Dataset records
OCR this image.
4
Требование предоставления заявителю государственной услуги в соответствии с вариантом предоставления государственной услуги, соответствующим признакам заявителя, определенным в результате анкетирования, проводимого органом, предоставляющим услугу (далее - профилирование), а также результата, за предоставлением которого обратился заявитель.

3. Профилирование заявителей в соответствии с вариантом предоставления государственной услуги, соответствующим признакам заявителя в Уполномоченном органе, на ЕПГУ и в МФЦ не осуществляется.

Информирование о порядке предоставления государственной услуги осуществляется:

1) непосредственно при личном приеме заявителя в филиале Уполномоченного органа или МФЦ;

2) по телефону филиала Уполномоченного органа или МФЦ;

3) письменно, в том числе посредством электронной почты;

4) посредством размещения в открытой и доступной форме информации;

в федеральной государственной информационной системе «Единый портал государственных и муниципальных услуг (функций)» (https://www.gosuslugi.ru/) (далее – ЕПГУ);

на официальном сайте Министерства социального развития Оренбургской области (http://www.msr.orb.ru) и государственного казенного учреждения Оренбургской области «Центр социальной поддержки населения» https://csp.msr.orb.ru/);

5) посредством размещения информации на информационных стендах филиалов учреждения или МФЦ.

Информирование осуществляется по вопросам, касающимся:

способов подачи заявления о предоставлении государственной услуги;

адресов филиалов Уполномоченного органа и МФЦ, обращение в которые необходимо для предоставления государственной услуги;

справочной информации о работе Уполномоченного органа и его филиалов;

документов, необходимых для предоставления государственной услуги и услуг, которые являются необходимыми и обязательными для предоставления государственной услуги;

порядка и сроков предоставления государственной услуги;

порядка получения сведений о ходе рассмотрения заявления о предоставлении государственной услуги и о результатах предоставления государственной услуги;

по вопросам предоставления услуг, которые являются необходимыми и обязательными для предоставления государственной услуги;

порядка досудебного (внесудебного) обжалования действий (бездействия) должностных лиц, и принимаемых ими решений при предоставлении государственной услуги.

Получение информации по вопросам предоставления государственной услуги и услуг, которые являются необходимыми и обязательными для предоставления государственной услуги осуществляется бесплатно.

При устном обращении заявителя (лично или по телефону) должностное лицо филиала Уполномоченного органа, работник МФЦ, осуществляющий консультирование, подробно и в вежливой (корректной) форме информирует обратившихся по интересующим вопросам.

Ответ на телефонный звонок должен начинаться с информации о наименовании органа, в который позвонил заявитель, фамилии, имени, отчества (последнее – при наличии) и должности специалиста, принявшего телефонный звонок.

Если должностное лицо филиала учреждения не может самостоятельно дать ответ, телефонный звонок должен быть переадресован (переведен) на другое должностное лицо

---

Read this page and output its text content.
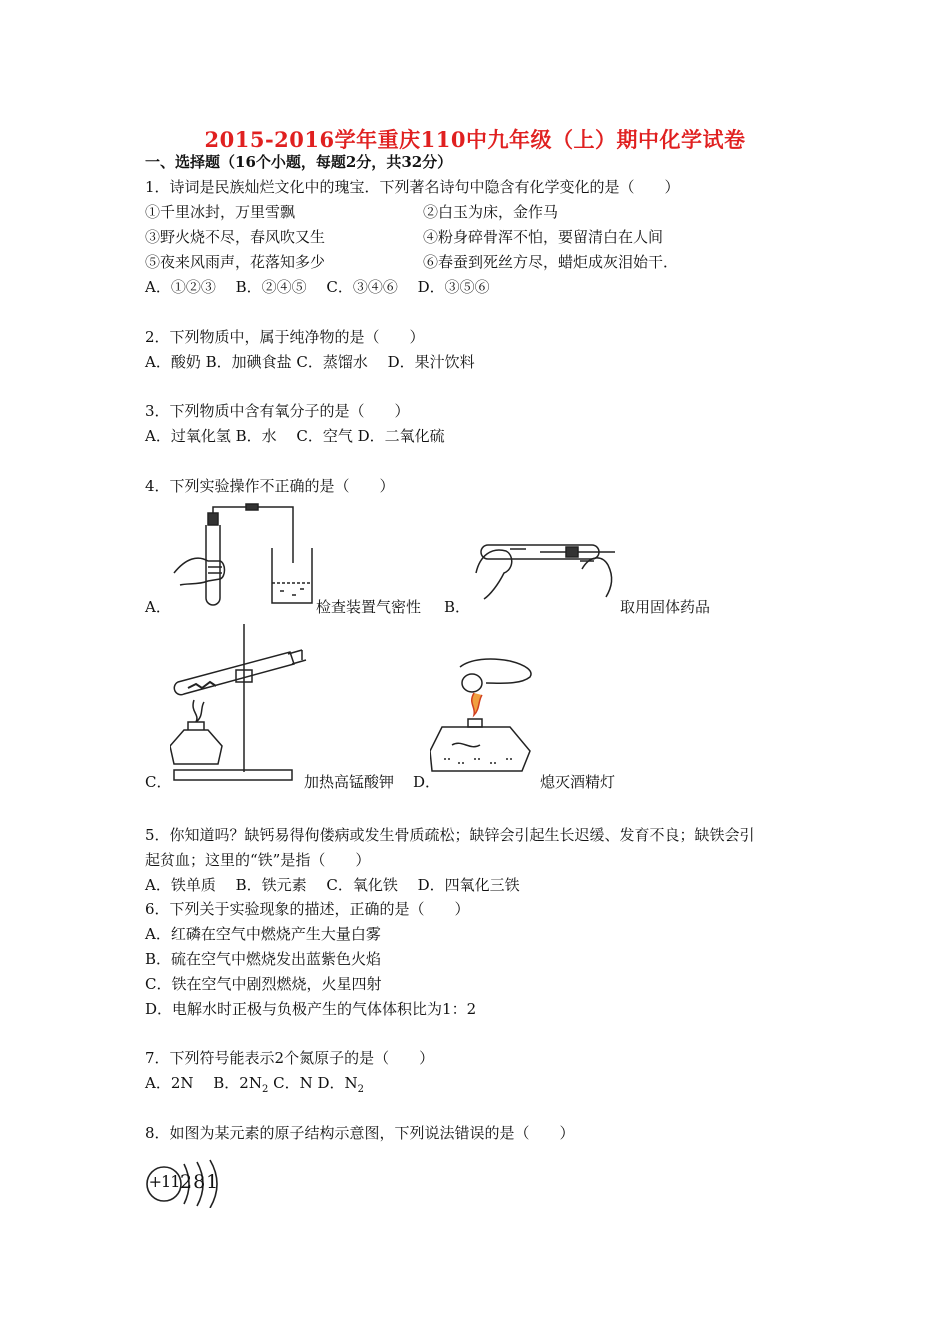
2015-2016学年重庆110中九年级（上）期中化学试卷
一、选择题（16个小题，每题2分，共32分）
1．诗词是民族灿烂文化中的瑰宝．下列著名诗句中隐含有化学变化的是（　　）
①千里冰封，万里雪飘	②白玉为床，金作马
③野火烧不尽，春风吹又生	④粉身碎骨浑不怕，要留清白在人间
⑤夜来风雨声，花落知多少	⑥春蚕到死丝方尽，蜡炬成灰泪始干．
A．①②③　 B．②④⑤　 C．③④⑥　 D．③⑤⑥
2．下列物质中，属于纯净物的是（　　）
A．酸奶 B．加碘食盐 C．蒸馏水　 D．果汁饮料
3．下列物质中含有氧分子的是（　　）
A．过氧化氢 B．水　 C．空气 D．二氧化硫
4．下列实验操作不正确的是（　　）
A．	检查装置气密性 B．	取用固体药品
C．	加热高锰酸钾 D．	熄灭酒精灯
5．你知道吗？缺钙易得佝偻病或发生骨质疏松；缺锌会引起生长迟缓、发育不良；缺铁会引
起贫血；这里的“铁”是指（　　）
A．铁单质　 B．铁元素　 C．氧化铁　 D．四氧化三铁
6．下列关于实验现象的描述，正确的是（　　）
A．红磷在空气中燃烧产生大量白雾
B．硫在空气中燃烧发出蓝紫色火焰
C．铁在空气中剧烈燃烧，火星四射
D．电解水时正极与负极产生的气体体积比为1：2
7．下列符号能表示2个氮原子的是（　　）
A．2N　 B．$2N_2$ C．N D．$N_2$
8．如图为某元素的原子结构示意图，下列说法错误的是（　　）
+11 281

==

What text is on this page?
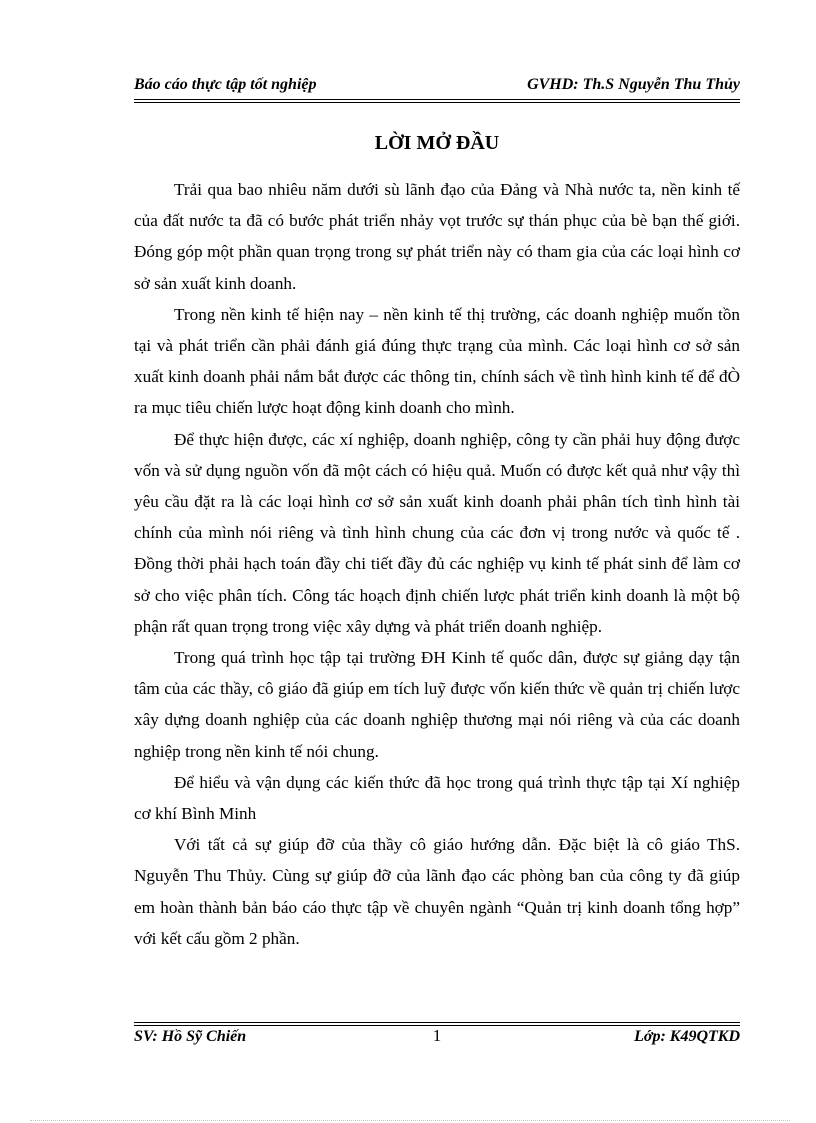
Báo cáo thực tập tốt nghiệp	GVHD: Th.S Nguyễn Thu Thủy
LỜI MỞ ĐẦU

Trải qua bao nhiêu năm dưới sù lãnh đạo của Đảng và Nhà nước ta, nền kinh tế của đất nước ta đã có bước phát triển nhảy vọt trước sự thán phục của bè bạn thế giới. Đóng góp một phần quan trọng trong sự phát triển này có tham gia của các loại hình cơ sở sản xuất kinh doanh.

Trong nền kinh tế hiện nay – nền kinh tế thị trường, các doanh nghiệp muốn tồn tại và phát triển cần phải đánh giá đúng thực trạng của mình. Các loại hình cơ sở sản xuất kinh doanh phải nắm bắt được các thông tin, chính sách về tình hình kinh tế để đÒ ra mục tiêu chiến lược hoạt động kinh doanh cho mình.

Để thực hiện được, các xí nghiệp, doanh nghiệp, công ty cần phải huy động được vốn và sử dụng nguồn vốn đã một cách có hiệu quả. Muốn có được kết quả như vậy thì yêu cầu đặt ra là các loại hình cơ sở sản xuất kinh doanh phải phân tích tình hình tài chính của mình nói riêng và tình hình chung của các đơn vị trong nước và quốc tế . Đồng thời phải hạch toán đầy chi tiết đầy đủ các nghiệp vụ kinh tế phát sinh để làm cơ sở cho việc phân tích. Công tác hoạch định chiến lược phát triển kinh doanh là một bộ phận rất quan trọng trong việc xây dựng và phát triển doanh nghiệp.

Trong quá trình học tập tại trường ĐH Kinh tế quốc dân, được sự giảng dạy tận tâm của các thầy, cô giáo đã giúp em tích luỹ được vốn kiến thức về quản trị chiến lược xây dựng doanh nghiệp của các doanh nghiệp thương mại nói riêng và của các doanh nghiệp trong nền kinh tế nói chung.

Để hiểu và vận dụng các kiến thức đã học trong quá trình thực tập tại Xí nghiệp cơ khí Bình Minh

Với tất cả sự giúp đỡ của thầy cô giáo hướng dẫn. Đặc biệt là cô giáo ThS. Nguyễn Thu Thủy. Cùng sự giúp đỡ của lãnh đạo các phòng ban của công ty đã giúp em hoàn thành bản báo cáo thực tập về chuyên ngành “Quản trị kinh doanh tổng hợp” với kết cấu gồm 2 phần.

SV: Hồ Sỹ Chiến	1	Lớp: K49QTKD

__WHAT IS NEEDED__
Copy each line of the entries that includes the word "необходимыми".

__FINAL RESULT__
документов, необходимых для предоставления государственной услуги и услуг, которые являются необходимыми и обязательными для предоставления государственной услуги;
по вопросам предоставления услуг, которые являются необходимыми и обязательными для предоставления государственной услуги;
Получение информации по вопросам предоставления государственной услуги и услуг, которые являются необходимыми и обязательными для предоставления государственной услуги осуществляется бесплатно.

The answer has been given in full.